EXERCISE INSTRUCTIONS => Find each line containing the word "selection" and report how many there are. Add nothing else.

Lines of data =>
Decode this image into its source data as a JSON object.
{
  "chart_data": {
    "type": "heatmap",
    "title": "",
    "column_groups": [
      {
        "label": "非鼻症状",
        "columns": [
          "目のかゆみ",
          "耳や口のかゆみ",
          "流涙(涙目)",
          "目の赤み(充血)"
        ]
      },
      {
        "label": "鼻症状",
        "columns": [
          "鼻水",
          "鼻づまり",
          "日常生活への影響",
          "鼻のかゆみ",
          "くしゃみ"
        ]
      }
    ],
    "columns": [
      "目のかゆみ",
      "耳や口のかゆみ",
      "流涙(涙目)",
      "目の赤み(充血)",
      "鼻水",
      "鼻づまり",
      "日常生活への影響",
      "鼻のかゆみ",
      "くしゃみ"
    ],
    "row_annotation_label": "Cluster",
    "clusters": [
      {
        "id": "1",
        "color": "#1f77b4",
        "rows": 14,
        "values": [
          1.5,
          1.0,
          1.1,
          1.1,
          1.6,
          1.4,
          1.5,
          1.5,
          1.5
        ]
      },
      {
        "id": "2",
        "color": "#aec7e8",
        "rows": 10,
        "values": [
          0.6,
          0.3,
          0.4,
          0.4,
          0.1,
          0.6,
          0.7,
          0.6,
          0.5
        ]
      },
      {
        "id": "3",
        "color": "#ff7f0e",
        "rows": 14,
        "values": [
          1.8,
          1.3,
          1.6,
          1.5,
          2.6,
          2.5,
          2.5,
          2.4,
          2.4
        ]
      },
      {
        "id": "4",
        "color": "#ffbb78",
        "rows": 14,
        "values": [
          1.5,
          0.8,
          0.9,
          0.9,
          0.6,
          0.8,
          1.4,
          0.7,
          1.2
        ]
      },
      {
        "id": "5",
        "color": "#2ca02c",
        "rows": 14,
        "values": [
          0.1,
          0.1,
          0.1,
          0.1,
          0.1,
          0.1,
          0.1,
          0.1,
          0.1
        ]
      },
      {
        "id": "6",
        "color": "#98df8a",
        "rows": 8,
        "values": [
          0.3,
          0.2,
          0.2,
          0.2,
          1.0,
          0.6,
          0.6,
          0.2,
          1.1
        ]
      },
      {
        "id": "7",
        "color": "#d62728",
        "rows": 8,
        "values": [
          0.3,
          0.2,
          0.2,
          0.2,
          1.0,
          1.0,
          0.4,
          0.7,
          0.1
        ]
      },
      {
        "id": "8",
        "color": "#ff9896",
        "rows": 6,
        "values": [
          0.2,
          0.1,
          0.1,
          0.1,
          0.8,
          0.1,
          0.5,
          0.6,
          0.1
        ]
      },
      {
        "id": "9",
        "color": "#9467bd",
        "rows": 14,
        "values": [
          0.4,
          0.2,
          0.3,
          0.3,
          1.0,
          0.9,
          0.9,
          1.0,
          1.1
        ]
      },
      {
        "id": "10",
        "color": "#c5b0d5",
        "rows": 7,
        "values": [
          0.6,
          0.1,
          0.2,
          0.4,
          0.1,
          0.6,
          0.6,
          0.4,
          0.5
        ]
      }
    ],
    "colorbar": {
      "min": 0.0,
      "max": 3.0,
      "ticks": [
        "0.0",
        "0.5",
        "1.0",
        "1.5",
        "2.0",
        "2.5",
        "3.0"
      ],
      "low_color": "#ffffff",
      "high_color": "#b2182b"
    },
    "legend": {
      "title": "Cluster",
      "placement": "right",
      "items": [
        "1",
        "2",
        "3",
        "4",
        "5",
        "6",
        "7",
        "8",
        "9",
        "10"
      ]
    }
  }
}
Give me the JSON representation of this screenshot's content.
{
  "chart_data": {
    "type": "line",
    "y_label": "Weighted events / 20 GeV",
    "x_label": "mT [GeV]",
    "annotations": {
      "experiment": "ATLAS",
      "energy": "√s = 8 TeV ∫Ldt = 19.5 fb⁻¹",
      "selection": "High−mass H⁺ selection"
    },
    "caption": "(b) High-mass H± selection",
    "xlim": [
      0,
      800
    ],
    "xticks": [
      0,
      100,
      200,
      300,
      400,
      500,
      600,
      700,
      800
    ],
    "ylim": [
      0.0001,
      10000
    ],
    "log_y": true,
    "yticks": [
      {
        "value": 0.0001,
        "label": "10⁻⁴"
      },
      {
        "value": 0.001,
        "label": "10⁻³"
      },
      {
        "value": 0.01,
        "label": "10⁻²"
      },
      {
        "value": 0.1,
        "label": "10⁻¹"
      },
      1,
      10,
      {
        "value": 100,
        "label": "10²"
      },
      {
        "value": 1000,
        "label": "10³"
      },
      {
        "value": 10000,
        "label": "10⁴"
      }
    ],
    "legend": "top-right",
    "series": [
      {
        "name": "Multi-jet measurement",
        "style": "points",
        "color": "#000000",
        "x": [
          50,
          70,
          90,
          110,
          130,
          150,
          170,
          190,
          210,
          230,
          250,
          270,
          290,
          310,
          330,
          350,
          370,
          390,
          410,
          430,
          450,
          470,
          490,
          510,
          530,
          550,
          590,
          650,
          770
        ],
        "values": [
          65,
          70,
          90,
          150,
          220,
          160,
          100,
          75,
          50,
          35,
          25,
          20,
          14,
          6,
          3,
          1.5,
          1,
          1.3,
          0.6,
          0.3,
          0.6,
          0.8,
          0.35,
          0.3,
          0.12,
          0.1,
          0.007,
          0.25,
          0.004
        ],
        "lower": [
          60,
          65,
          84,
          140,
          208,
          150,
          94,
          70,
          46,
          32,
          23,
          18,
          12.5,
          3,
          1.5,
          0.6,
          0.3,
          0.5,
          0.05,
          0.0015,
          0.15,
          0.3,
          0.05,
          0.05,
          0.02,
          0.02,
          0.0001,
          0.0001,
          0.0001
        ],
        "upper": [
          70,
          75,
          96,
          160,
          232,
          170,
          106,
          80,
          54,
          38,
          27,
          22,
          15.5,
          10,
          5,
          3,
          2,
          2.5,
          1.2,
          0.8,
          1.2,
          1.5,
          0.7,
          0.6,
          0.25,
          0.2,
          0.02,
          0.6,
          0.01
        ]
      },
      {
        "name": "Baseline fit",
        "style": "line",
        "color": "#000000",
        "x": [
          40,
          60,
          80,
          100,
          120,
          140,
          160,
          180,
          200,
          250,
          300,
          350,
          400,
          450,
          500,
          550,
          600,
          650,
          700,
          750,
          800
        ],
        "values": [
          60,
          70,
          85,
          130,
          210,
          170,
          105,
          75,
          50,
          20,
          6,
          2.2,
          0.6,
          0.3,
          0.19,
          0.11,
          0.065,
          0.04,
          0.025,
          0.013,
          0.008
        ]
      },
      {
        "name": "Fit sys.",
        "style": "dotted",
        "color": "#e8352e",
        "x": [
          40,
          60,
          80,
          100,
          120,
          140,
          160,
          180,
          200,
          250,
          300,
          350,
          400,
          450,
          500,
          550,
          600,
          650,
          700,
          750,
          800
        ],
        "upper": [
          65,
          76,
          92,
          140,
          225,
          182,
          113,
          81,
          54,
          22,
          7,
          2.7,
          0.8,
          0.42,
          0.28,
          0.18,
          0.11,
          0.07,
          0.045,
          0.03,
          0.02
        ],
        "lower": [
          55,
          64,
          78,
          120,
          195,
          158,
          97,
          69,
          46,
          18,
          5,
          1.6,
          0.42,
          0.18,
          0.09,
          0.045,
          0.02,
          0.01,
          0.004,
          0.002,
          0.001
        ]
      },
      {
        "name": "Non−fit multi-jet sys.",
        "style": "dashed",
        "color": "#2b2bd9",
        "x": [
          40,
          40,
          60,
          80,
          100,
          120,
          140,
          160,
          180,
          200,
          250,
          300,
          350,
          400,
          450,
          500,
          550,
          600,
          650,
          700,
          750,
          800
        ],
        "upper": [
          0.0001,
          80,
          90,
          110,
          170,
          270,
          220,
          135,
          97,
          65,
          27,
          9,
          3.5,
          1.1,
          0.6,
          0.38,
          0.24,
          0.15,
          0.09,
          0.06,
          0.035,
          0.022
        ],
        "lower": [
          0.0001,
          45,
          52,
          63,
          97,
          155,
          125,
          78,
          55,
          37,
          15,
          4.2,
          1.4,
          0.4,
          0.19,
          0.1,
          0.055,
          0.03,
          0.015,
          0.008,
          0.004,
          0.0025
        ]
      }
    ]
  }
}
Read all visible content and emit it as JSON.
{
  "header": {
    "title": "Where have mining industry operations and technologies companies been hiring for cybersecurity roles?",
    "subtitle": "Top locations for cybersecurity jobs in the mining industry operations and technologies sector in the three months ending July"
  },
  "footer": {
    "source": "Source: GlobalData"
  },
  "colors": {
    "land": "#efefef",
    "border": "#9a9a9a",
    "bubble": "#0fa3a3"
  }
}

RESULT OF THE EXERCISE => 2